== Records provided ==

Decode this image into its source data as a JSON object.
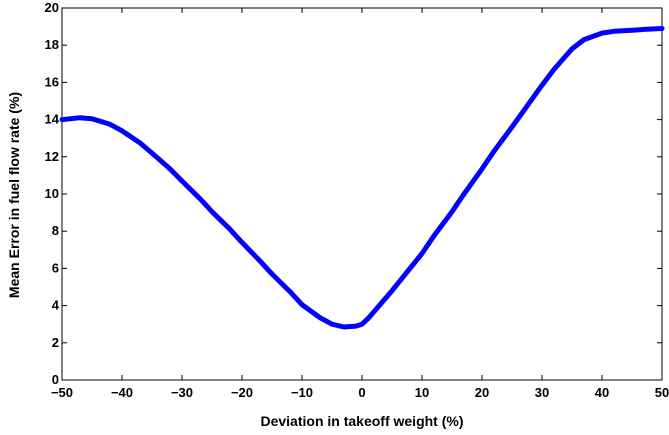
{
  "chart_data": {
    "type": "line",
    "xlabel": "Deviation in takeoff weight (%)",
    "ylabel": "Mean Error in fuel flow rate (%)",
    "xlim": [
      -50,
      50
    ],
    "ylim": [
      0,
      20
    ],
    "xticks": [
      -50,
      -40,
      -30,
      -20,
      -10,
      0,
      10,
      20,
      30,
      40,
      50
    ],
    "yticks": [
      0,
      2,
      4,
      6,
      8,
      10,
      12,
      14,
      16,
      18,
      20
    ],
    "xtick_labels": [
      "−50",
      "−40",
      "−30",
      "−20",
      "−10",
      "0",
      "10",
      "20",
      "30",
      "40",
      "50"
    ],
    "ytick_labels": [
      "0",
      "2",
      "4",
      "6",
      "8",
      "10",
      "12",
      "14",
      "16",
      "18",
      "20"
    ],
    "grid": false,
    "line_color": "#0000ff",
    "series": [
      {
        "x": [
          -50,
          -47,
          -45,
          -42,
          -40,
          -37,
          -35,
          -32,
          -30,
          -27,
          -25,
          -22,
          -20,
          -17,
          -15,
          -12,
          -10,
          -7,
          -5,
          -3,
          -1,
          0,
          1,
          3,
          5,
          7,
          10,
          12,
          15,
          17,
          20,
          22,
          25,
          27,
          30,
          32,
          35,
          37,
          40,
          42,
          45,
          47,
          50
        ],
        "y": [
          14.0,
          14.1,
          14.05,
          13.75,
          13.4,
          12.75,
          12.2,
          11.35,
          10.7,
          9.75,
          9.05,
          8.1,
          7.4,
          6.4,
          5.7,
          4.75,
          4.05,
          3.35,
          3.0,
          2.85,
          2.9,
          3.0,
          3.3,
          4.05,
          4.8,
          5.6,
          6.8,
          7.75,
          9.05,
          10.0,
          11.35,
          12.3,
          13.6,
          14.5,
          15.85,
          16.7,
          17.8,
          18.3,
          18.65,
          18.75,
          18.8,
          18.85,
          18.9
        ]
      }
    ]
  }
}
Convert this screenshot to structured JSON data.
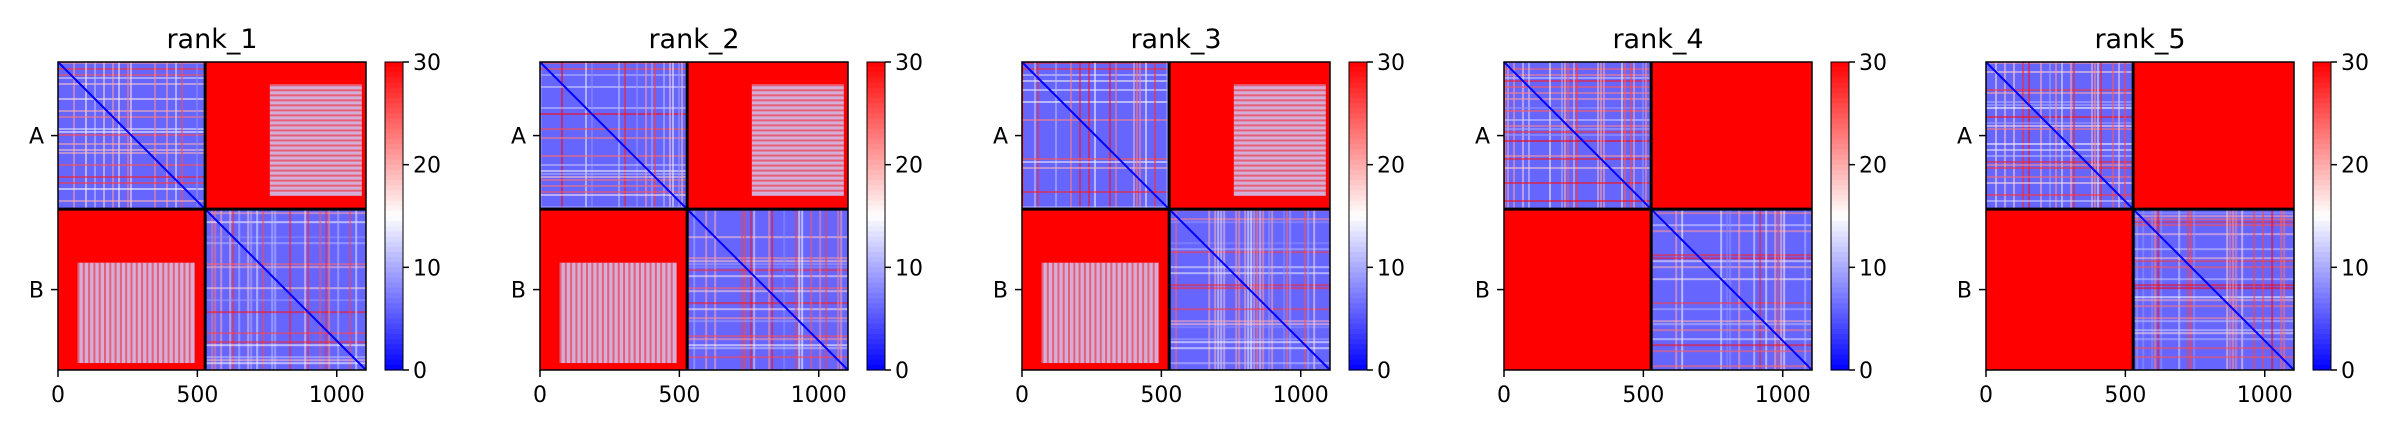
{
  "colors": {
    "low": "#0000ff",
    "mid": "#ffffff",
    "high": "#ff0000",
    "frame": "#000000",
    "chain_line": "#000000"
  },
  "chart_data": [
    {
      "type": "heatmap",
      "title": "rank_1",
      "chains": [
        "A",
        "B"
      ],
      "chain_boundary": 528,
      "xlim": [
        0,
        1105
      ],
      "xticks": [
        0,
        500,
        1000
      ],
      "colorbar": {
        "min": 0,
        "max": 30,
        "ticks": [
          0,
          10,
          20,
          30
        ]
      },
      "cmap": "bwr",
      "interchain": "high"
    },
    {
      "type": "heatmap",
      "title": "rank_2",
      "chains": [
        "A",
        "B"
      ],
      "chain_boundary": 528,
      "xlim": [
        0,
        1105
      ],
      "xticks": [
        0,
        500,
        1000
      ],
      "colorbar": {
        "min": 0,
        "max": 30,
        "ticks": [
          0,
          10,
          20,
          30
        ]
      },
      "cmap": "bwr",
      "interchain": "high"
    },
    {
      "type": "heatmap",
      "title": "rank_3",
      "chains": [
        "A",
        "B"
      ],
      "chain_boundary": 528,
      "xlim": [
        0,
        1105
      ],
      "xticks": [
        0,
        500,
        1000
      ],
      "colorbar": {
        "min": 0,
        "max": 30,
        "ticks": [
          0,
          10,
          20,
          30
        ]
      },
      "cmap": "bwr",
      "interchain": "high"
    },
    {
      "type": "heatmap",
      "title": "rank_4",
      "chains": [
        "A",
        "B"
      ],
      "chain_boundary": 528,
      "xlim": [
        0,
        1105
      ],
      "xticks": [
        0,
        500,
        1000
      ],
      "colorbar": {
        "min": 0,
        "max": 30,
        "ticks": [
          0,
          10,
          20,
          30
        ]
      },
      "cmap": "bwr",
      "interchain": "high"
    },
    {
      "type": "heatmap",
      "title": "rank_5",
      "chains": [
        "A",
        "B"
      ],
      "chain_boundary": 528,
      "xlim": [
        0,
        1105
      ],
      "xticks": [
        0,
        500,
        1000
      ],
      "colorbar": {
        "min": 0,
        "max": 30,
        "ticks": [
          0,
          10,
          20,
          30
        ]
      },
      "cmap": "bwr",
      "interchain": "high"
    }
  ]
}
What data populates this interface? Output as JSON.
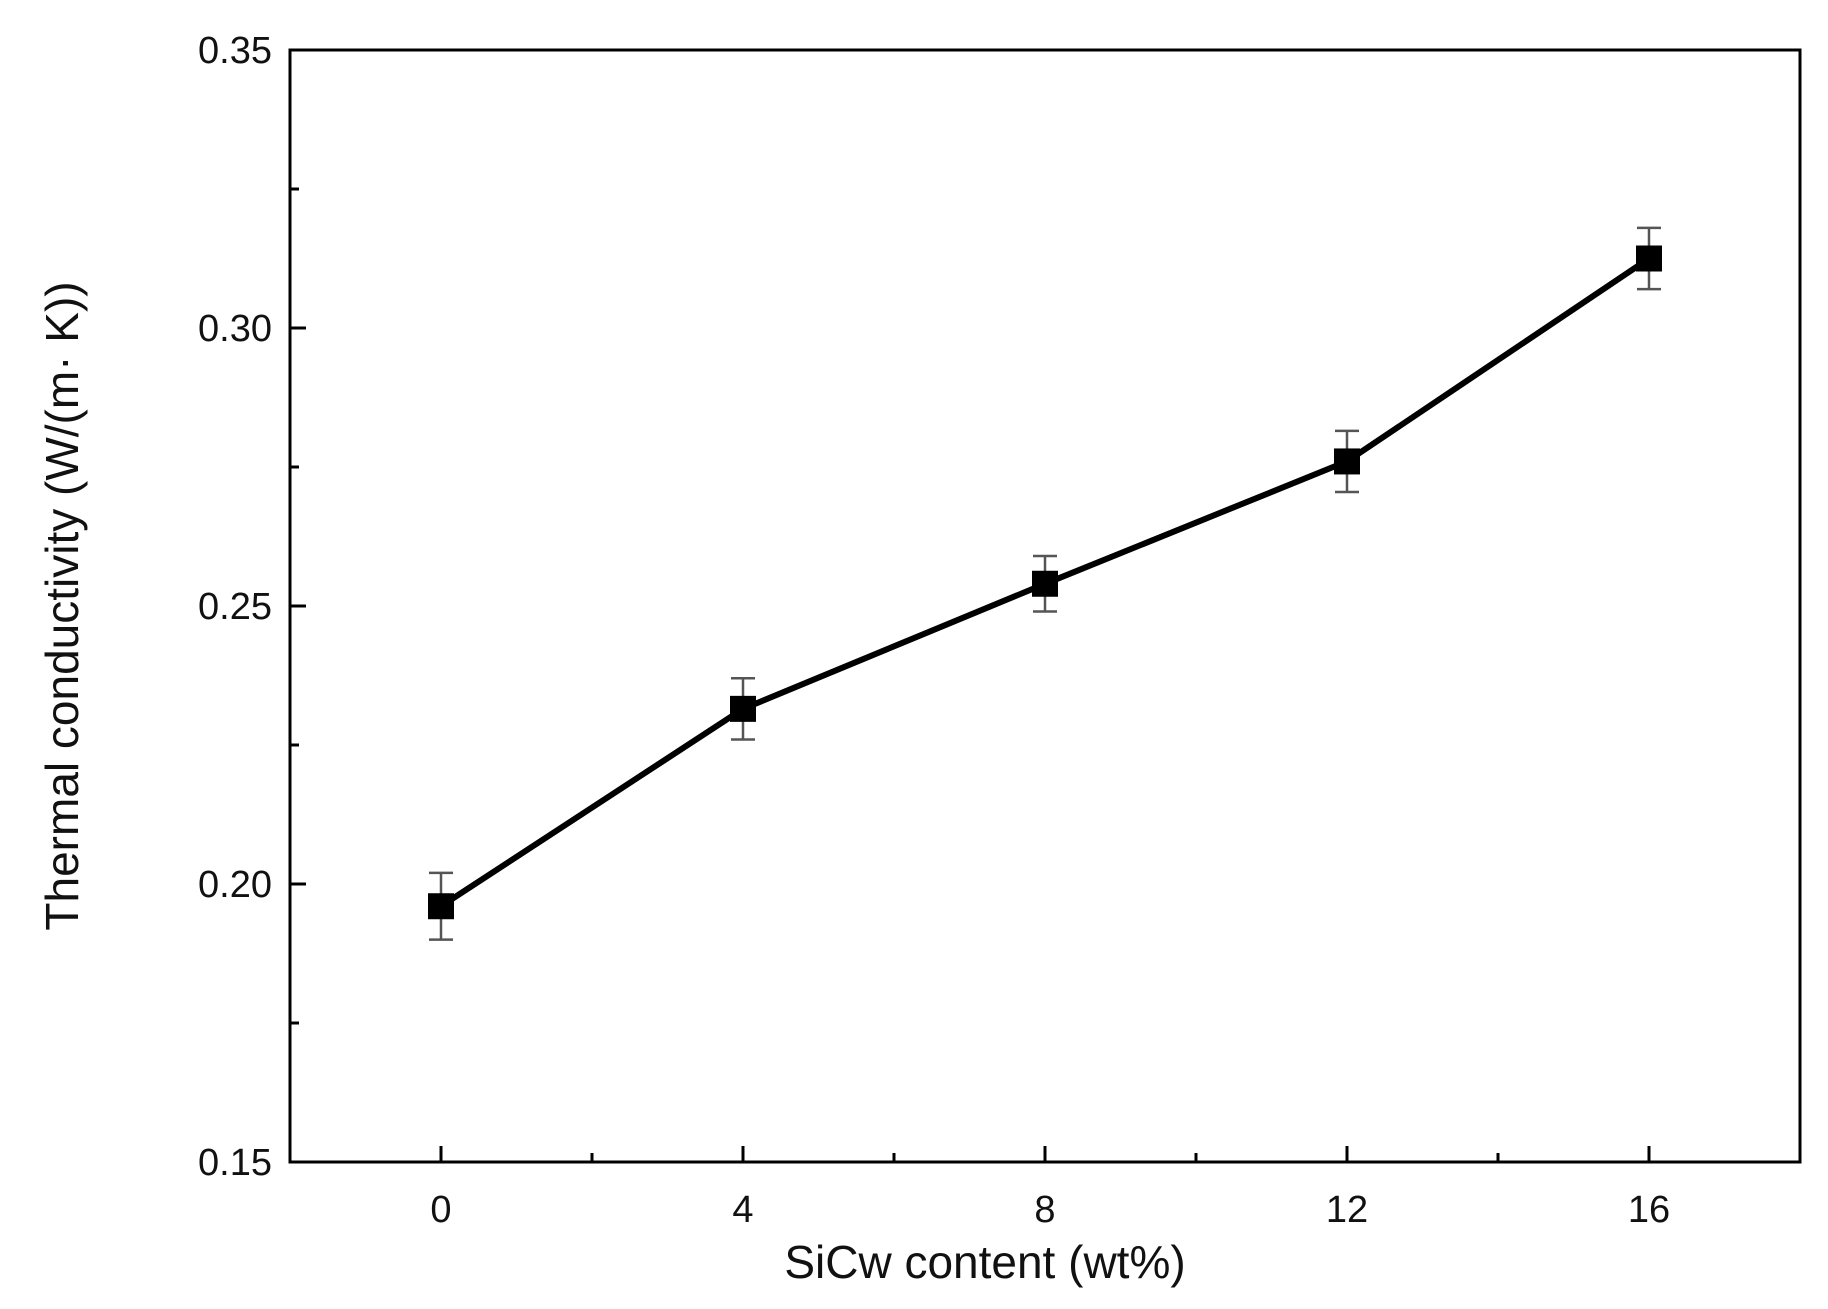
{
  "chart_data": {
    "type": "line",
    "xlabel": "SiCw content (wt%)",
    "ylabel": "Thermal conductivity (W/(m· K))",
    "xlim": [
      -2,
      18
    ],
    "ylim": [
      0.15,
      0.35
    ],
    "x_ticks": [
      0,
      4,
      8,
      12,
      16
    ],
    "x_tick_labels": [
      "0",
      "4",
      "8",
      "12",
      "16"
    ],
    "x_minor_ticks": [
      2,
      6,
      10,
      14
    ],
    "y_ticks": [
      0.15,
      0.2,
      0.25,
      0.3,
      0.35
    ],
    "y_tick_labels": [
      "0.15",
      "0.20",
      "0.25",
      "0.30",
      "0.35"
    ],
    "y_minor_ticks": [
      0.175,
      0.225,
      0.275,
      0.325
    ],
    "grid": false,
    "marker": "square",
    "series": [
      {
        "x": [
          0,
          4,
          8,
          12,
          16
        ],
        "y": [
          0.196,
          0.2315,
          0.254,
          0.276,
          0.3125
        ],
        "error": [
          0.006,
          0.0055,
          0.005,
          0.0055,
          0.0055
        ],
        "color": "#000000"
      }
    ]
  }
}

===

Without the pictures, transcribe the listing above exactly.

Decode this image into its source data as a JSON object.
{
  "chart_data": {
    "type": "line",
    "xlabel": "Deviation in takeoff weight (%)",
    "ylabel": "Mean Error in fuel flow rate (%)",
    "xlim": [
      -50,
      50
    ],
    "ylim": [
      0,
      20
    ],
    "xticks": [
      -50,
      -40,
      -30,
      -20,
      -10,
      0,
      10,
      20,
      30,
      40,
      50
    ],
    "yticks": [
      0,
      2,
      4,
      6,
      8,
      10,
      12,
      14,
      16,
      18,
      20
    ],
    "xtick_labels": [
      "−50",
      "−40",
      "−30",
      "−20",
      "−10",
      "0",
      "10",
      "20",
      "30",
      "40",
      "50"
    ],
    "ytick_labels": [
      "0",
      "2",
      "4",
      "6",
      "8",
      "10",
      "12",
      "14",
      "16",
      "18",
      "20"
    ],
    "grid": false,
    "line_color": "#0000ff",
    "series": [
      {
        "x": [
          -50,
          -47,
          -45,
          -42,
          -40,
          -37,
          -35,
          -32,
          -30,
          -27,
          -25,
          -22,
          -20,
          -17,
          -15,
          -12,
          -10,
          -7,
          -5,
          -3,
          -1,
          0,
          1,
          3,
          5,
          7,
          10,
          12,
          15,
          17,
          20,
          22,
          25,
          27,
          30,
          32,
          35,
          37,
          40,
          42,
          45,
          47,
          50
        ],
        "y": [
          14.0,
          14.1,
          14.05,
          13.75,
          13.4,
          12.75,
          12.2,
          11.35,
          10.7,
          9.75,
          9.05,
          8.1,
          7.4,
          6.4,
          5.7,
          4.75,
          4.05,
          3.35,
          3.0,
          2.85,
          2.9,
          3.0,
          3.3,
          4.05,
          4.8,
          5.6,
          6.8,
          7.75,
          9.05,
          10.0,
          11.35,
          12.3,
          13.6,
          14.5,
          15.85,
          16.7,
          17.8,
          18.3,
          18.65,
          18.75,
          18.8,
          18.85,
          18.9
        ]
      }
    ]
  }
}
Convert this screenshot to structured JSON data.
{
  "colors": {
    "low": "#0000ff",
    "mid": "#ffffff",
    "high": "#ff0000",
    "frame": "#000000",
    "chain_line": "#000000"
  },
  "chart_data": [
    {
      "type": "heatmap",
      "title": "rank_1",
      "chains": [
        "A",
        "B"
      ],
      "chain_boundary": 528,
      "xlim": [
        0,
        1105
      ],
      "xticks": [
        0,
        500,
        1000
      ],
      "colorbar": {
        "min": 0,
        "max": 30,
        "ticks": [
          0,
          10,
          20,
          30
        ]
      },
      "cmap": "bwr",
      "interchain": "high"
    },
    {
      "type": "heatmap",
      "title": "rank_2",
      "chains": [
        "A",
        "B"
      ],
      "chain_boundary": 528,
      "xlim": [
        0,
        1105
      ],
      "xticks": [
        0,
        500,
        1000
      ],
      "colorbar": {
        "min": 0,
        "max": 30,
        "ticks": [
          0,
          10,
          20,
          30
        ]
      },
      "cmap": "bwr",
      "interchain": "high"
    },
    {
      "type": "heatmap",
      "title": "rank_3",
      "chains": [
        "A",
        "B"
      ],
      "chain_boundary": 528,
      "xlim": [
        0,
        1105
      ],
      "xticks": [
        0,
        500,
        1000
      ],
      "colorbar": {
        "min": 0,
        "max": 30,
        "ticks": [
          0,
          10,
          20,
          30
        ]
      },
      "cmap": "bwr",
      "interchain": "high"
    },
    {
      "type": "heatmap",
      "title": "rank_4",
      "chains": [
        "A",
        "B"
      ],
      "chain_boundary": 528,
      "xlim": [
        0,
        1105
      ],
      "xticks": [
        0,
        500,
        1000
      ],
      "colorbar": {
        "min": 0,
        "max": 30,
        "ticks": [
          0,
          10,
          20,
          30
        ]
      },
      "cmap": "bwr",
      "interchain": "high"
    },
    {
      "type": "heatmap",
      "title": "rank_5",
      "chains": [
        "A",
        "B"
      ],
      "chain_boundary": 528,
      "xlim": [
        0,
        1105
      ],
      "xticks": [
        0,
        500,
        1000
      ],
      "colorbar": {
        "min": 0,
        "max": 30,
        "ticks": [
          0,
          10,
          20,
          30
        ]
      },
      "cmap": "bwr",
      "interchain": "high"
    }
  ]
}
What data populates this interface? Output as JSON.
{
  "chart_data": {
    "type": "line",
    "xlabel": "SiCw content (wt%)",
    "ylabel": "Thermal conductivity (W/(m· K))",
    "xlim": [
      -2,
      18
    ],
    "ylim": [
      0.15,
      0.35
    ],
    "x_ticks": [
      0,
      4,
      8,
      12,
      16
    ],
    "x_tick_labels": [
      "0",
      "4",
      "8",
      "12",
      "16"
    ],
    "x_minor_ticks": [
      2,
      6,
      10,
      14
    ],
    "y_ticks": [
      0.15,
      0.2,
      0.25,
      0.3,
      0.35
    ],
    "y_tick_labels": [
      "0.15",
      "0.20",
      "0.25",
      "0.30",
      "0.35"
    ],
    "y_minor_ticks": [
      0.175,
      0.225,
      0.275,
      0.325
    ],
    "grid": false,
    "marker": "square",
    "series": [
      {
        "x": [
          0,
          4,
          8,
          12,
          16
        ],
        "y": [
          0.196,
          0.2315,
          0.254,
          0.276,
          0.3125
        ],
        "error": [
          0.006,
          0.0055,
          0.005,
          0.0055,
          0.0055
        ],
        "color": "#000000"
      }
    ]
  }
}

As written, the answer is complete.